▸ **WRITTEN REQUEST**
Write out the material exactly, leaving every picture behind.

#####

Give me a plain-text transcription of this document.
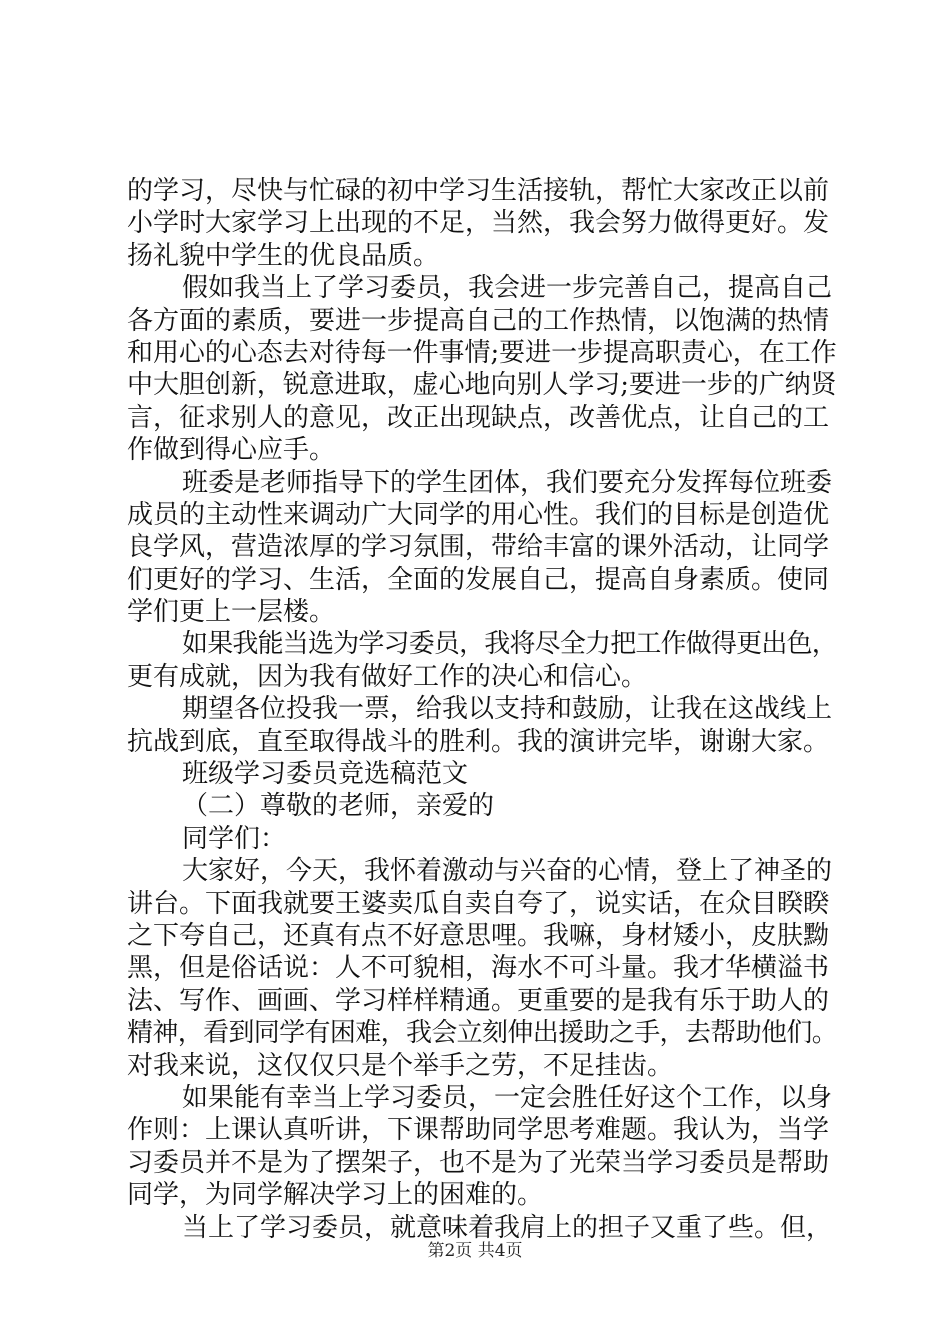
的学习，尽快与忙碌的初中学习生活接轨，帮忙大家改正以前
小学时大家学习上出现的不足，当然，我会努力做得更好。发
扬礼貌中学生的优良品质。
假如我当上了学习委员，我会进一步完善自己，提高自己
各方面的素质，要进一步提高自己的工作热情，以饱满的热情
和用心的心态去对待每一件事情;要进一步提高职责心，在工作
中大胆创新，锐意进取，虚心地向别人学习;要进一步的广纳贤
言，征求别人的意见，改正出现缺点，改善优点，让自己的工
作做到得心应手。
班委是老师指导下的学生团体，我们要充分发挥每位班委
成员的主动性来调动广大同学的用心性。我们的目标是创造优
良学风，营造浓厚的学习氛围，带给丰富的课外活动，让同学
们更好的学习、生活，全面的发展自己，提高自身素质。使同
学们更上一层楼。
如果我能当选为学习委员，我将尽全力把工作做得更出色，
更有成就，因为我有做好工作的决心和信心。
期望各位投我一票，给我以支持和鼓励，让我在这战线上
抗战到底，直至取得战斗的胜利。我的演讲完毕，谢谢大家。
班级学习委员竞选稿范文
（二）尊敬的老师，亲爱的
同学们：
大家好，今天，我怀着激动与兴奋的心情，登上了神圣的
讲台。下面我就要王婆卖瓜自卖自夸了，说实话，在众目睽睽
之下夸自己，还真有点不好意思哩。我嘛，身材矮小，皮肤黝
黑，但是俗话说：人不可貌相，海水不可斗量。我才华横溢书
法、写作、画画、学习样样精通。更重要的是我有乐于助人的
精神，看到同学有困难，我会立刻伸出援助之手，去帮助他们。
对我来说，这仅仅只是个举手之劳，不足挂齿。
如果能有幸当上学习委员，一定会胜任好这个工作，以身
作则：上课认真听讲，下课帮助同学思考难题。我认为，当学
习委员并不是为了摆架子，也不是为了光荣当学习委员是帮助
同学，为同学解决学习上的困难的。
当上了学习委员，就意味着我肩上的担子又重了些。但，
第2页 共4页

#####

▸ **ANSWER TO THE PROBLEM**
Give me a plain-text transcription of this document.
的学习，尽快与忙碌的初中学习生活接轨，帮忙大家改正以前
小学时大家学习上出现的不足，当然，我会努力做得更好。发
扬礼貌中学生的优良品质。
假如我当上了学习委员，我会进一步完善自己，提高自己
各方面的素质，要进一步提高自己的工作热情，以饱满的热情
和用心的心态去对待每一件事情;要进一步提高职责心，在工作
中大胆创新，锐意进取，虚心地向别人学习;要进一步的广纳贤
言，征求别人的意见，改正出现缺点，改善优点，让自己的工
作做到得心应手。
班委是老师指导下的学生团体，我们要充分发挥每位班委
成员的主动性来调动广大同学的用心性。我们的目标是创造优
良学风，营造浓厚的学习氛围，带给丰富的课外活动，让同学
们更好的学习、生活，全面的发展自己，提高自身素质。使同
学们更上一层楼。
如果我能当选为学习委员，我将尽全力把工作做得更出色，
更有成就，因为我有做好工作的决心和信心。
期望各位投我一票，给我以支持和鼓励，让我在这战线上
抗战到底，直至取得战斗的胜利。我的演讲完毕，谢谢大家。
班级学习委员竞选稿范文
（二）尊敬的老师，亲爱的
同学们：
大家好，今天，我怀着激动与兴奋的心情，登上了神圣的
讲台。下面我就要王婆卖瓜自卖自夸了，说实话，在众目睽睽
之下夸自己，还真有点不好意思哩。我嘛，身材矮小，皮肤黝
黑，但是俗话说：人不可貌相，海水不可斗量。我才华横溢书
法、写作、画画、学习样样精通。更重要的是我有乐于助人的
精神，看到同学有困难，我会立刻伸出援助之手，去帮助他们。
对我来说，这仅仅只是个举手之劳，不足挂齿。
如果能有幸当上学习委员，一定会胜任好这个工作，以身
作则：上课认真听讲，下课帮助同学思考难题。我认为，当学
习委员并不是为了摆架子，也不是为了光荣当学习委员是帮助
同学，为同学解决学习上的困难的。
当上了学习委员，就意味着我肩上的担子又重了些。但，
第2页 共4页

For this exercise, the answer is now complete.